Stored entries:
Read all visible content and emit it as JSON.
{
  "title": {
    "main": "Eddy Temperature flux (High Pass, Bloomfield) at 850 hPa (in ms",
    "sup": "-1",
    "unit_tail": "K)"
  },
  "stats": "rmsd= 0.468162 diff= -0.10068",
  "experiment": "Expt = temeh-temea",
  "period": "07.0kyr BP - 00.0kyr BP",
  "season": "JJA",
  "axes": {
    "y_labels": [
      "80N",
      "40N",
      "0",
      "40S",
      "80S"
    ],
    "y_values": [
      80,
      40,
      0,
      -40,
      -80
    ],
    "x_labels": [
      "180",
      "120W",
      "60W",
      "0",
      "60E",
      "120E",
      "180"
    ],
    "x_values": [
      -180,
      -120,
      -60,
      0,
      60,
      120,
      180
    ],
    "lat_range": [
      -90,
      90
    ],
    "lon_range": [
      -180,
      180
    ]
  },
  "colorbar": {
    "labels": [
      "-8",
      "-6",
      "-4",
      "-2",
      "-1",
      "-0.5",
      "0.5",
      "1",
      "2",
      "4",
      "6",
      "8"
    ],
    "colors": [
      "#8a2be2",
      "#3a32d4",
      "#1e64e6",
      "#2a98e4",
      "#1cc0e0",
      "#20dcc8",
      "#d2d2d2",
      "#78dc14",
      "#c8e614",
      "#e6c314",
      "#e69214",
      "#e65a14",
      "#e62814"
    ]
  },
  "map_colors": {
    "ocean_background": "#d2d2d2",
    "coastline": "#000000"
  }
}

* * *

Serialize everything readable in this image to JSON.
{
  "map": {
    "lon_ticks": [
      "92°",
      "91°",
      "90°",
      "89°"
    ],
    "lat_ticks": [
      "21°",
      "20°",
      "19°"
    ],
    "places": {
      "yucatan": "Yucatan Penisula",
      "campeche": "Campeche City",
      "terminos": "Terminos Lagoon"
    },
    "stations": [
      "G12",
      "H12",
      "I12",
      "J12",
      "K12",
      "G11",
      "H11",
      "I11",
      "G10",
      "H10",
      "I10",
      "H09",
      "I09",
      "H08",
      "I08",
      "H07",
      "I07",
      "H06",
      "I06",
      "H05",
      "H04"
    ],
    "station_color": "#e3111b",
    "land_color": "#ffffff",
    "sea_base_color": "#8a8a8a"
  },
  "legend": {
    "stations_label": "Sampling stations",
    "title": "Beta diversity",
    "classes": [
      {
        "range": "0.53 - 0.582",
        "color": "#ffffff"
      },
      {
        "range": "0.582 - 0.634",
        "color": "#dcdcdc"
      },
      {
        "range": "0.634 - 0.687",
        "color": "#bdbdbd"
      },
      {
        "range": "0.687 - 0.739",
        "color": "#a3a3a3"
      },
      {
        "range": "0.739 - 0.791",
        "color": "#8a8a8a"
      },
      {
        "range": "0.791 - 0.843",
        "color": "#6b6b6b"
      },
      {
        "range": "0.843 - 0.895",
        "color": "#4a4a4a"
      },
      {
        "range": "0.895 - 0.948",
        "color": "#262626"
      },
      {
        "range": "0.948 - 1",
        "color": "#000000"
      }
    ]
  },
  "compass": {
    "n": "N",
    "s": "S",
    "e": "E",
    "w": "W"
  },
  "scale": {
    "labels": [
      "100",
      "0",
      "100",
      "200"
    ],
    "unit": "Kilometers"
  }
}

_SET EXERCISE_
Write out every line of the data that holds the word "stations".

_SOLVED EXERCISE_
    "stations": [
    "stations_label": "Sampling stations",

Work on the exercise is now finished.